提取文本:
NetBSD 7.0.1 发布,安全修复版本

NetBSD 7.0.1 发布,这是一个 bug 修复和安全维护版本,修复的安全方面问题包括:


  • BIND: Update to 9.10.3-P4.

  • expat: Fix CVE-2016-0718.

  • NTP: Update to 4.2.8p7.

  • OpenSSH: Fix CVE-2015-5352, CVE-2015-6565, CVE-2015-8325, and      CVE-2016-0777.

  • OpenSSL: Update to 1.0.1t.

  • xen: Fix XSA155 (CVE-2015-8550).


  • Add to ssh_known_hosts.

  • Avoid "vnconfig -l" infinite loop with netbsd-6 or older userland.

  • Avoid a crash when mounting an ados file system.

  • Avoid a panic when unplugging a mounted umass(4) device.  PR kern/50467.

  • Don't leak garbage from the kernel stack on sleep(0) and equivalents.

  • Fix ARM1136 function selection. PR port-arm/50512.

  • Fix a crash in NFS.  PR kern/50664.

待完成练习:
A. 从 NetBSD 7.0.1 发布说明中摘录从“NetBSD 7.0.1 发布,这是一个”一直到“and      CVE-2016-0777.”的全部内容。
B. 根据 NetBSD 7.0.1 发布说明回答：
(i) OpenSSL 更新到了哪个版本？
(ii) 针对 xen 修复的是哪个 XSA 编号？
(iii) NFS 崩溃的修复对应哪个 PR 编号？
C. 判断下列说法是否与 NetBSD 7.0.1 发布说明相符，并引用原文中起决定作用的文字：
(i) NTP 更新到了 4.2.8p7。
(ii) expat 修复的漏洞是 CVE-2016-0777。
(iii) 该版本是一个功能增强版本。
作答时只依据 NetBSD 7.0.1 发布说明。

记录摘录:
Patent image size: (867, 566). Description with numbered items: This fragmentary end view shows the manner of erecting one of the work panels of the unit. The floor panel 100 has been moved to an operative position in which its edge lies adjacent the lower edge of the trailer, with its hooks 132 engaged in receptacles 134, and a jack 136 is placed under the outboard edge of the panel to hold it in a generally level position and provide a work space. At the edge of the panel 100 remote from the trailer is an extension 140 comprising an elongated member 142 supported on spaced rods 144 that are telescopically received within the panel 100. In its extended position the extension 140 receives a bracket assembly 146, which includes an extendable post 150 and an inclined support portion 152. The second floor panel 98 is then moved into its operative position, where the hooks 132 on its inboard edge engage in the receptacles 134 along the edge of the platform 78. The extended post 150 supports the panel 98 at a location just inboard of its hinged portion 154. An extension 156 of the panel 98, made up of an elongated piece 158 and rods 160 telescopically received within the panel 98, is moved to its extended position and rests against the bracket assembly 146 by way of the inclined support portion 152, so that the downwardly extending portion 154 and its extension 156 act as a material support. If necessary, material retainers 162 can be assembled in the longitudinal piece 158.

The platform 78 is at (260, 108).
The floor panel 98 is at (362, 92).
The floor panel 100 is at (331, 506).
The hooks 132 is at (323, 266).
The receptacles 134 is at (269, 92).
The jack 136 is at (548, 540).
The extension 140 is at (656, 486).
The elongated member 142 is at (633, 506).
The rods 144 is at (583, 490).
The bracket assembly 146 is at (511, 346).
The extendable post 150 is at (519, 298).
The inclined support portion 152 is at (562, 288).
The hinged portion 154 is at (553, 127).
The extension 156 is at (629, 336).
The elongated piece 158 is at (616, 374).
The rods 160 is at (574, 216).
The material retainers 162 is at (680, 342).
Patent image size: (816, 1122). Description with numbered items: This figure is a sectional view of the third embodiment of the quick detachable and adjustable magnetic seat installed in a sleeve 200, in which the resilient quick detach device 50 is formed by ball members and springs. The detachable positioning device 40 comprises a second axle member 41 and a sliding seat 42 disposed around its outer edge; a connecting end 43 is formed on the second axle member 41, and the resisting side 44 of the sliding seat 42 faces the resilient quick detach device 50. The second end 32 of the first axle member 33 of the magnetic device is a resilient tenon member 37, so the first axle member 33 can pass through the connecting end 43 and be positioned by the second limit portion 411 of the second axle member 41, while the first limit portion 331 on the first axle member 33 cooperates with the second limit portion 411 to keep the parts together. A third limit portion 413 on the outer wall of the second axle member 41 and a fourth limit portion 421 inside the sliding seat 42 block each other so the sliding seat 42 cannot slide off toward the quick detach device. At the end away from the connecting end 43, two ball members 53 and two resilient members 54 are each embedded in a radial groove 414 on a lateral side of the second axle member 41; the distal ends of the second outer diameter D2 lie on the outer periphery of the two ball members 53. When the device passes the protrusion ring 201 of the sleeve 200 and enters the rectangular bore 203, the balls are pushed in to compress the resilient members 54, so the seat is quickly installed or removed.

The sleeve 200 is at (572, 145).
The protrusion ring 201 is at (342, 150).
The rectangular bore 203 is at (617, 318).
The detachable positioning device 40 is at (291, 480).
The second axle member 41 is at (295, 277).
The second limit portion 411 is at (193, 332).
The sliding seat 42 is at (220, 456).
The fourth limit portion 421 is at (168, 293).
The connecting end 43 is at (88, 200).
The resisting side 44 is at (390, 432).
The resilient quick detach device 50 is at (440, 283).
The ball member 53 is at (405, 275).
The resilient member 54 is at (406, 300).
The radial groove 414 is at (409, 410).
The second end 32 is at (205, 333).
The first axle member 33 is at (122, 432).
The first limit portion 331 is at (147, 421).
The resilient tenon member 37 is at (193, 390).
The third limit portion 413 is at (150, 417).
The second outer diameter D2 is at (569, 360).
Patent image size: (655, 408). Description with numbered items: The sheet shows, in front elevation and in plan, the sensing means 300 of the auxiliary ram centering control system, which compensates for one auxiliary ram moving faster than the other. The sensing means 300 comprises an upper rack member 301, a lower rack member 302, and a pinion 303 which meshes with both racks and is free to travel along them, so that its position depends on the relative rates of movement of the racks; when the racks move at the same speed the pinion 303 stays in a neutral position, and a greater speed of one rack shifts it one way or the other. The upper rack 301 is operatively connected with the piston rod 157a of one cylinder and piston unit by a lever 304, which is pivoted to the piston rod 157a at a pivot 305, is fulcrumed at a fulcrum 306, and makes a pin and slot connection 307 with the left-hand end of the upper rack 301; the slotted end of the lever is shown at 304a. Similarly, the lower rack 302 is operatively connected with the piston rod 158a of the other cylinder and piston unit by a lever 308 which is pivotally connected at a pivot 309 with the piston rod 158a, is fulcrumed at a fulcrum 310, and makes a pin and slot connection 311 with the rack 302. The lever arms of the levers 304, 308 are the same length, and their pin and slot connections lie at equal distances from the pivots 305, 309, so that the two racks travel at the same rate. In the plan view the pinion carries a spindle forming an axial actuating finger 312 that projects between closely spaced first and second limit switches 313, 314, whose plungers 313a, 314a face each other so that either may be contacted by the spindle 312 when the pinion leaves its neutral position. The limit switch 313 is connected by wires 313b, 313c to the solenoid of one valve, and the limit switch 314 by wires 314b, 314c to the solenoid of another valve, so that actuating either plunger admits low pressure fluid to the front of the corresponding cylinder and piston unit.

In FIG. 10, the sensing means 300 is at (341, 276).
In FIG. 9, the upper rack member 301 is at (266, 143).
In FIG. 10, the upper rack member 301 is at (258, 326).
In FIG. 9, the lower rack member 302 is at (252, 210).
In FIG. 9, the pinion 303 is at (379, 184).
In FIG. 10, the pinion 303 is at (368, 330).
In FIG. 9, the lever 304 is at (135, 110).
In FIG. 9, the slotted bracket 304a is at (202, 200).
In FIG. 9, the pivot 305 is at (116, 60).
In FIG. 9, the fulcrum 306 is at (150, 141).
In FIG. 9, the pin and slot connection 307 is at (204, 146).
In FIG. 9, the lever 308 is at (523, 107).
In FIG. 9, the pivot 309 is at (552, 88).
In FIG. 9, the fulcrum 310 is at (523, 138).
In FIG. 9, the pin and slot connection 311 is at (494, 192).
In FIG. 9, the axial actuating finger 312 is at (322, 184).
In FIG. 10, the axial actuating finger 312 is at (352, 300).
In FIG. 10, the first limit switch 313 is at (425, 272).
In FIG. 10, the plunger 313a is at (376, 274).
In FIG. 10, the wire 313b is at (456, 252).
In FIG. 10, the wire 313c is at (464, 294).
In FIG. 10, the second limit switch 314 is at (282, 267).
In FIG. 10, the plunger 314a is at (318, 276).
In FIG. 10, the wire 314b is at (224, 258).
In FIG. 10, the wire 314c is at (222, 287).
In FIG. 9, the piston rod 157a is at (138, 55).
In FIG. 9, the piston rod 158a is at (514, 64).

各题答案:
A.
NetBSD 7.0.1 发布,这是一个 bug 修复和安全维护版本,修复的安全方面问题包括:


  • BIND: Update to 9.10.3-P4.

  • expat: Fix CVE-2016-0718.

  • NTP: Update to 4.2.8p7.

  • OpenSSH: Fix CVE-2015-5352, CVE-2015-6565, CVE-2015-8325, and      CVE-2016-0777.

B.
(i) 1.0.1t
(ii) XSA155（CVE-2015-8550）
(iii) PR kern/50664

C.
(i) 是。“NTP: Update to 4.2.8p7.”
(ii) 否。“expat: Fix CVE-2016-0718.”
(iii) 否。“这是一个 bug 修复和安全维护版本”